(Data excerpts)

╭──

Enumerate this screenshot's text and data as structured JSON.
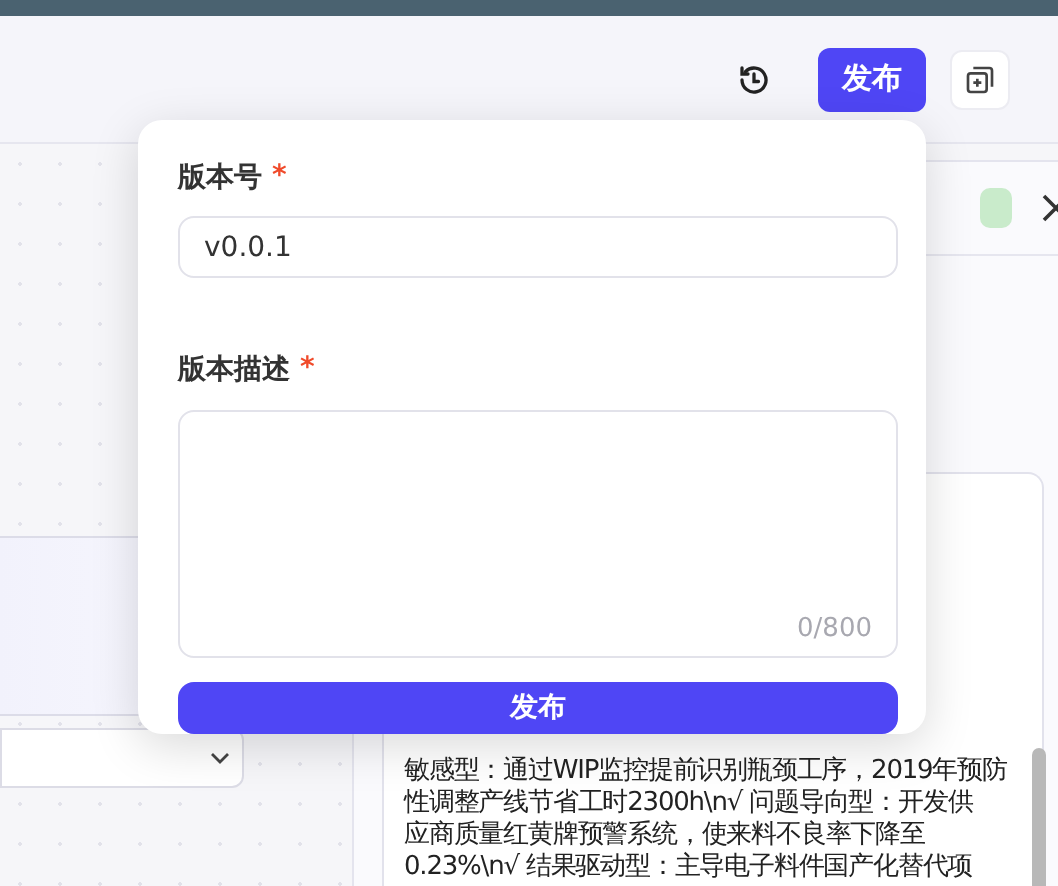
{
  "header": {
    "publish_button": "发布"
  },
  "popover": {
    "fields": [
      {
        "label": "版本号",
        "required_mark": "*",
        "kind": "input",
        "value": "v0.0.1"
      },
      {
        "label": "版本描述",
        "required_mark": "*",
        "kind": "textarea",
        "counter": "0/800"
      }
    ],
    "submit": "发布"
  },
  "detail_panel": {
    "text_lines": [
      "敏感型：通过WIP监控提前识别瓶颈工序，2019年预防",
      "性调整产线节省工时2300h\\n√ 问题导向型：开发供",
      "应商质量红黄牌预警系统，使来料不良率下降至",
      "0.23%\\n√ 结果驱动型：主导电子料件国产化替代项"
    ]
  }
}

╰──

Images must not appear in the copy; reproduce everything else in the records verbatim.

Enumerate this screenshot's text and data as structured JSON.
{
  "header": {
    "publish_button": "发布"
  },
  "popover": {
    "fields": [
      {
        "label": "版本号",
        "required_mark": "*",
        "kind": "input",
        "value": "v0.0.1"
      },
      {
        "label": "版本描述",
        "required_mark": "*",
        "kind": "textarea",
        "counter": "0/800"
      }
    ],
    "submit": "发布"
  },
  "detail_panel": {
    "text_lines": [
      "敏感型：通过WIP监控提前识别瓶颈工序，2019年预防",
      "性调整产线节省工时2300h\\n√ 问题导向型：开发供",
      "应商质量红黄牌预警系统，使来料不良率下降至",
      "0.23%\\n√ 结果驱动型：主导电子料件国产化替代项"
    ]
  }
}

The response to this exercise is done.